▶ [Instruction] Copy down all of the data underneath, exactly as shown.

-- Begin --

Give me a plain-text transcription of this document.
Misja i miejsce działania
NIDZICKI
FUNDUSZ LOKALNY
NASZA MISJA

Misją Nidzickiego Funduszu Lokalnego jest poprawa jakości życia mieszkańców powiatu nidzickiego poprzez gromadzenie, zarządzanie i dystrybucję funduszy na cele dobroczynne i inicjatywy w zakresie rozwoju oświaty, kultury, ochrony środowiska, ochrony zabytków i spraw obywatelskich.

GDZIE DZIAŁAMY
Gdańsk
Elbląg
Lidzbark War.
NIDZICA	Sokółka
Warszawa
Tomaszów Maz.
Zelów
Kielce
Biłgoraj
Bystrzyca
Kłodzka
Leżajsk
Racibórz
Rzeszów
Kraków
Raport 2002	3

-- End --

▶ [Exercise response]
Give me a plain-text transcription of this document.
Misja i miejsce działania
NIDZICKI
FUNDUSZ LOKALNY
NASZA MISJA

Misją Nidzickiego Funduszu Lokalnego jest poprawa jakości życia mieszkańców powiatu nidzickiego poprzez gromadzenie, zarządzanie i dystrybucję funduszy na cele dobroczynne i inicjatywy w zakresie rozwoju oświaty, kultury, ochrony środowiska, ochrony zabytków i spraw obywatelskich.

GDZIE DZIAŁAMY
Gdańsk
Elbląg
Lidzbark War.
NIDZICA	Sokółka
Warszawa
Tomaszów Maz.
Zelów
Kielce
Biłgoraj
Bystrzyca
Kłodzka
Leżajsk
Racibórz
Rzeszów
Kraków
Raport 2002	3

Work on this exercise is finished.